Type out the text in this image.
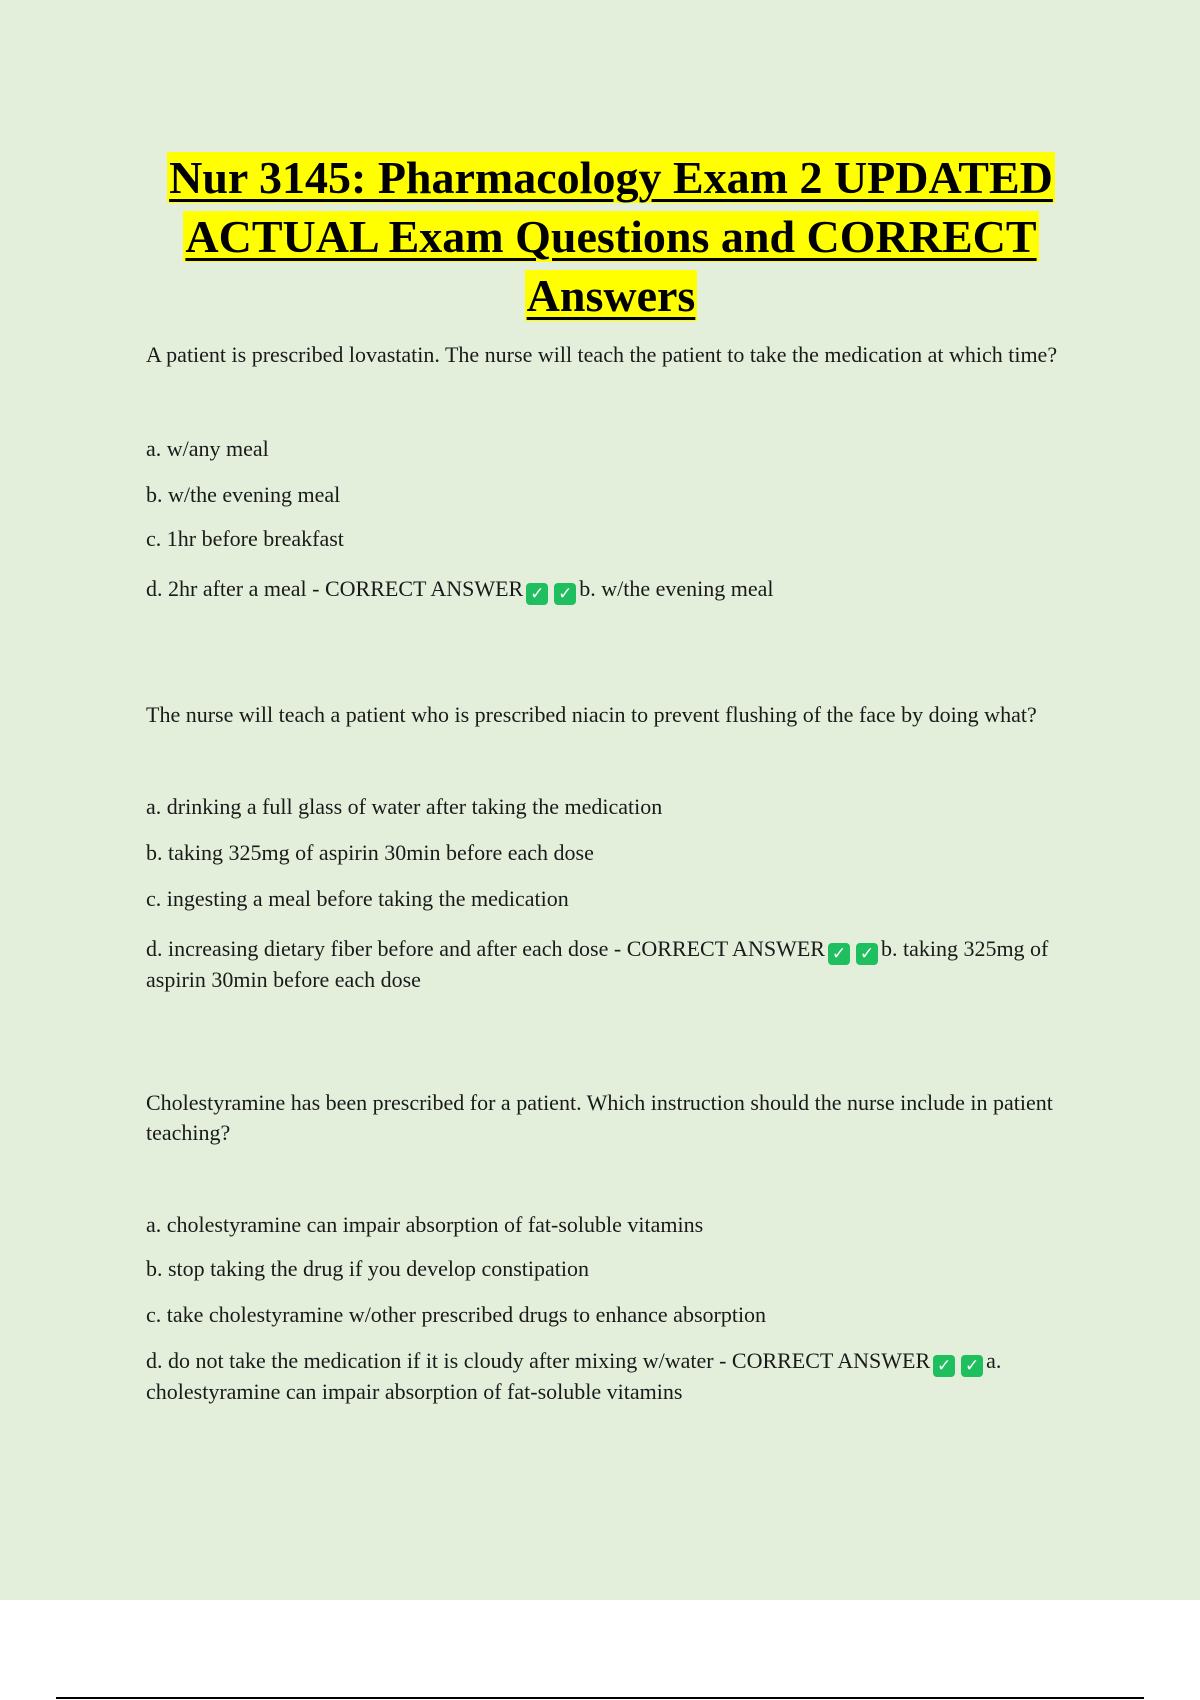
Nur 3145: Pharmacology Exam 2 UPDATED
ACTUAL Exam Questions and CORRECT
Answers

A patient is prescribed lovastatin. The nurse will teach the patient to take the medication at which time?

a. w/any meal
b. w/the evening meal
c. 1hr before breakfast
d. 2hr after a meal - CORRECT ANSWER ✓ ✓ b. w/the evening meal

The nurse will teach a patient who is prescribed niacin to prevent flushing of the face by doing what?

a. drinking a full glass of water after taking the medication
b. taking 325mg of aspirin 30min before each dose
c. ingesting a meal before taking the medication
d. increasing dietary fiber before and after each dose - CORRECT ANSWER ✓ ✓ b. taking 325mg of aspirin 30min before each dose

Cholestyramine has been prescribed for a patient. Which instruction should the nurse include in patient teaching?

a. cholestyramine can impair absorption of fat-soluble vitamins
b. stop taking the drug if you develop constipation
c. take cholestyramine w/other prescribed drugs to enhance absorption
d. do not take the medication if it is cloudy after mixing w/water - CORRECT ANSWER ✓ ✓ a. cholestyramine can impair absorption of fat-soluble vitamins
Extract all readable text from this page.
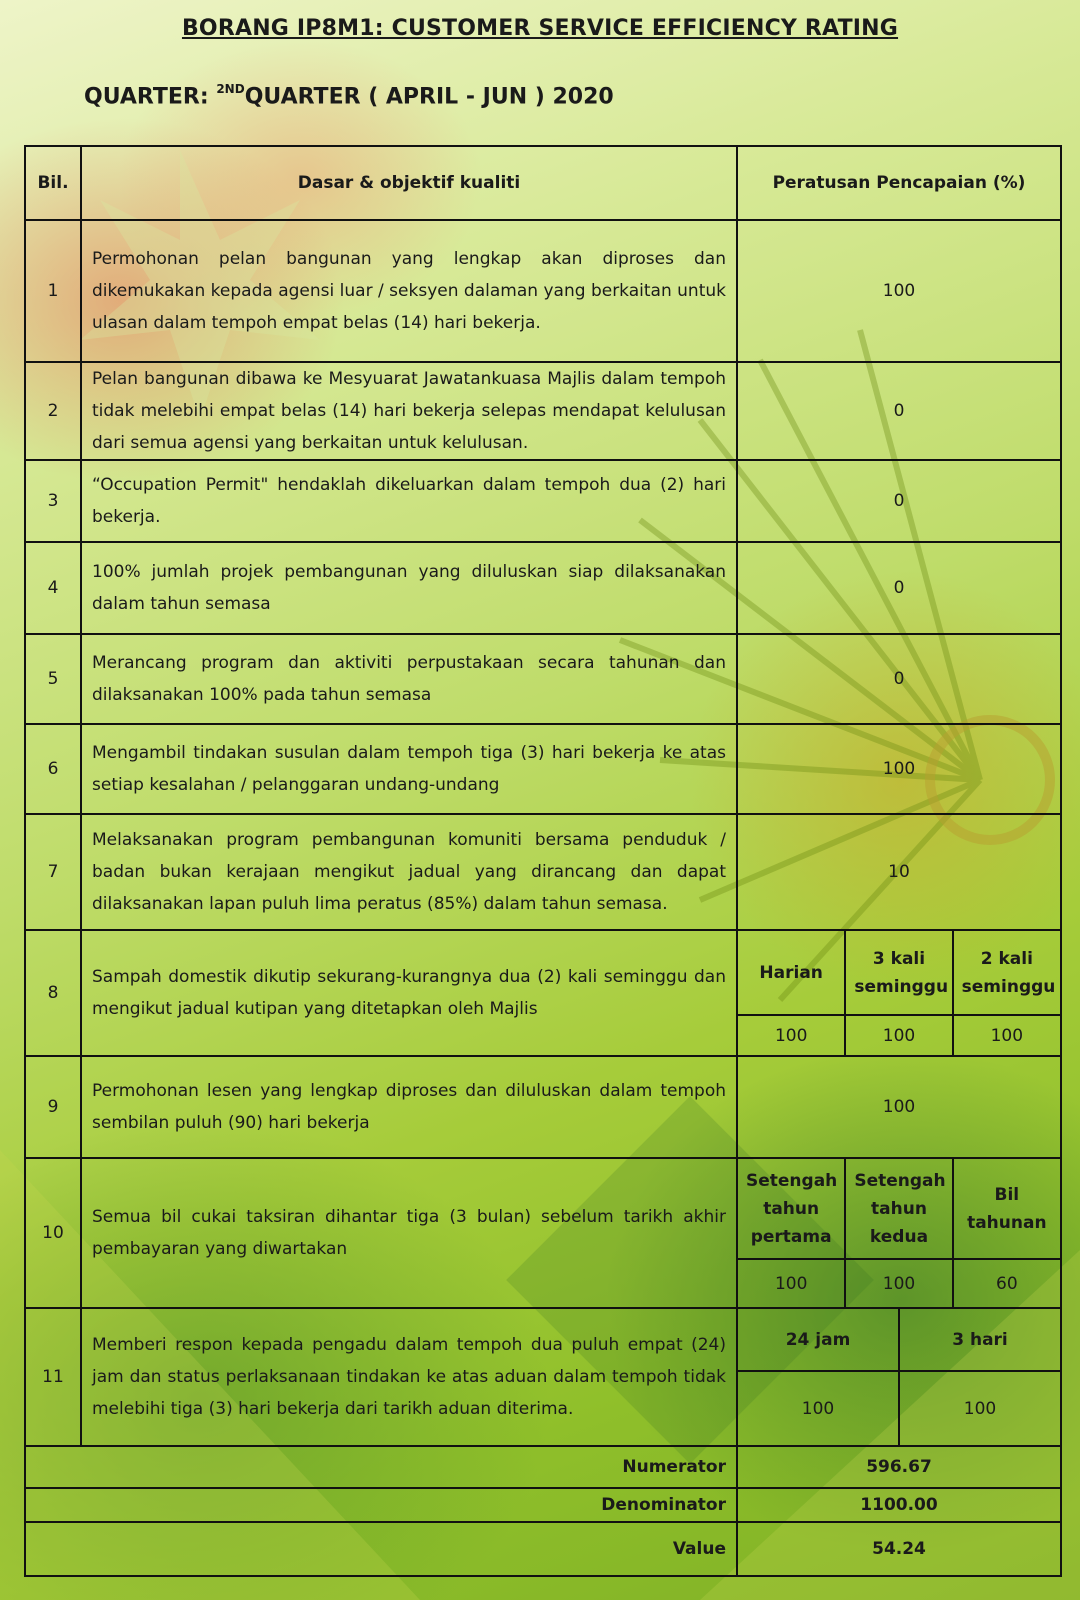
BORANG IP8M1: CUSTOMER SERVICE EFFICIENCY RATING
QUARTER: $^{2ND}$QUARTER ( APRIL - JUN ) 2020
Bil.	Dasar & objektif kualiti	Peratusan Pencapaian (%)
1	Permohonan pelan bangunan yang lengkap akan diproses dan dikemukakan kepada agensi luar / seksyen dalaman yang berkaitan untuk ulasan dalam tempoh empat belas (14) hari bekerja.	100
2	Pelan bangunan dibawa ke Mesyuarat Jawatankuasa Majlis dalam tempoh tidak melebihi empat belas (14) hari bekerja selepas mendapat kelulusan dari semua agensi yang berkaitan untuk kelulusan.	0
3	“Occupation Permit" hendaklah dikeluarkan dalam tempoh dua (2) hari bekerja.	0
4	100% jumlah projek pembangunan yang diluluskan siap dilaksanakan dalam tahun semasa	0
5	Merancang program dan aktiviti perpustakaan secara tahunan dan dilaksanakan 100% pada tahun semasa	0
6	Mengambil tindakan susulan dalam tempoh tiga (3) hari bekerja ke atas setiap kesalahan / pelanggaran undang-undang	100
7	Melaksanakan program pembangunan komuniti bersama penduduk / badan bukan kerajaan mengikut jadual yang dirancang dan dapat dilaksanakan lapan puluh lima peratus (85%) dalam tahun semasa.	10
8	Sampah domestik dikutip sekurang-kurangnya dua (2) kali seminggu dan mengikut jadual kutipan yang ditetapkan oleh Majlis	
Harian	3 kali seminggu	2 kali seminggu
100	100	100

9	Permohonan lesen yang lengkap diproses dan diluluskan dalam tempoh sembilan puluh (90) hari bekerja	100
10	Semua bil cukai taksiran dihantar tiga (3 bulan) sebelum tarikh akhir pembayaran yang diwartakan	
Setengah tahun pertama	Setengah tahun kedua	Bil tahunan
100	100	60

11	Memberi respon kepada pengadu dalam tempoh dua puluh empat (24) jam dan status perlaksanaan tindakan ke atas aduan dalam tempoh tidak melebihi tiga (3) hari bekerja dari tarikh aduan diterima.	
24 jam	3 hari
100	100

Numerator	596.67
Denominator	1100.00
Value	54.24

····················

§ **Task to complete**: In the listing above, how many lines hold the word "tahun"? Give the number and nothing more.

§ **Exercise output**: 4